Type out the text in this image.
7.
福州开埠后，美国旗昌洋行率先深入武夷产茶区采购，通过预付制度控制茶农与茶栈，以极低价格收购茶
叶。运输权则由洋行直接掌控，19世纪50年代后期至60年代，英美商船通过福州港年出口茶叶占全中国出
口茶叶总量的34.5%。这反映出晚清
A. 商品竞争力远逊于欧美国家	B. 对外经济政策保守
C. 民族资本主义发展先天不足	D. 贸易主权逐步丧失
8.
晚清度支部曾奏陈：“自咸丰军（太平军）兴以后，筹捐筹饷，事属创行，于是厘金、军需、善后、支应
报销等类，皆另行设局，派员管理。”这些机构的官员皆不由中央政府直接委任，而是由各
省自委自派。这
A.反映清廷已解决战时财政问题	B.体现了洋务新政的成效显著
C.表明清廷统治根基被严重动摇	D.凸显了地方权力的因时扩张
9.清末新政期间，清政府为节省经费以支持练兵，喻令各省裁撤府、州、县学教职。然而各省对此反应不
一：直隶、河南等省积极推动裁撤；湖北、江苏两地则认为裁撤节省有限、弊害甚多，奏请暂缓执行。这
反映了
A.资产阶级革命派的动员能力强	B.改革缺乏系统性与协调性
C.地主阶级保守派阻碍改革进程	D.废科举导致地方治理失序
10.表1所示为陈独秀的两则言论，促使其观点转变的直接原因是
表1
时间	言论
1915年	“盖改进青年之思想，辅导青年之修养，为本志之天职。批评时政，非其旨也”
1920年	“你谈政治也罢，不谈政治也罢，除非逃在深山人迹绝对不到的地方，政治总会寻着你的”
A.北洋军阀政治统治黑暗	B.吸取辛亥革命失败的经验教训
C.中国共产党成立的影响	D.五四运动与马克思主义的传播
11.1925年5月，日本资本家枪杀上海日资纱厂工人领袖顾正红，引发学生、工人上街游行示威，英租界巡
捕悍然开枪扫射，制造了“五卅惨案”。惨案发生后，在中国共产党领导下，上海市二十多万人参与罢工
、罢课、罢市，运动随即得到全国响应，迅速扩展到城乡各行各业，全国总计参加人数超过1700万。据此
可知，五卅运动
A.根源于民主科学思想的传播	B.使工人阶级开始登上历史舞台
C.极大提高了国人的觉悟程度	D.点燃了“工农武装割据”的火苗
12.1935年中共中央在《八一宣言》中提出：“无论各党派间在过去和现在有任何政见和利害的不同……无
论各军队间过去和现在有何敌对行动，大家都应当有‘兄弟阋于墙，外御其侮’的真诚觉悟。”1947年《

____

*Directive:*
Extract each line from the listing above, please, and repeat it exactly.

*Written solution:*
Type out the text in this image.
7.
福州开埠后，美国旗昌洋行率先深入武夷产茶区采购，通过预付制度控制茶农与茶栈，以极低价格收购茶
叶。运输权则由洋行直接掌控，19世纪50年代后期至60年代，英美商船通过福州港年出口茶叶占全中国出
口茶叶总量的34.5%。这反映出晚清
A. 商品竞争力远逊于欧美国家	B. 对外经济政策保守
C. 民族资本主义发展先天不足	D. 贸易主权逐步丧失
8.
晚清度支部曾奏陈：“自咸丰军（太平军）兴以后，筹捐筹饷，事属创行，于是厘金、军需、善后、支应
报销等类，皆另行设局，派员管理。”这些机构的官员皆不由中央政府直接委任，而是由各
省自委自派。这
A.反映清廷已解决战时财政问题	B.体现了洋务新政的成效显著
C.表明清廷统治根基被严重动摇	D.凸显了地方权力的因时扩张
9.清末新政期间，清政府为节省经费以支持练兵，喻令各省裁撤府、州、县学教职。然而各省对此反应不
一：直隶、河南等省积极推动裁撤；湖北、江苏两地则认为裁撤节省有限、弊害甚多，奏请暂缓执行。这
反映了
A.资产阶级革命派的动员能力强	B.改革缺乏系统性与协调性
C.地主阶级保守派阻碍改革进程	D.废科举导致地方治理失序
10.表1所示为陈独秀的两则言论，促使其观点转变的直接原因是
表1
时间	言论
1915年	“盖改进青年之思想，辅导青年之修养，为本志之天职。批评时政，非其旨也”
1920年	“你谈政治也罢，不谈政治也罢，除非逃在深山人迹绝对不到的地方，政治总会寻着你的”
A.北洋军阀政治统治黑暗	B.吸取辛亥革命失败的经验教训
C.中国共产党成立的影响	D.五四运动与马克思主义的传播
11.1925年5月，日本资本家枪杀上海日资纱厂工人领袖顾正红，引发学生、工人上街游行示威，英租界巡
捕悍然开枪扫射，制造了“五卅惨案”。惨案发生后，在中国共产党领导下，上海市二十多万人参与罢工
、罢课、罢市，运动随即得到全国响应，迅速扩展到城乡各行各业，全国总计参加人数超过1700万。据此
可知，五卅运动
A.根源于民主科学思想的传播	B.使工人阶级开始登上历史舞台
C.极大提高了国人的觉悟程度	D.点燃了“工农武装割据”的火苗
12.1935年中共中央在《八一宣言》中提出：“无论各党派间在过去和现在有任何政见和利害的不同……无
论各军队间过去和现在有何敌对行动，大家都应当有‘兄弟阋于墙，外御其侮’的真诚觉悟。”1947年《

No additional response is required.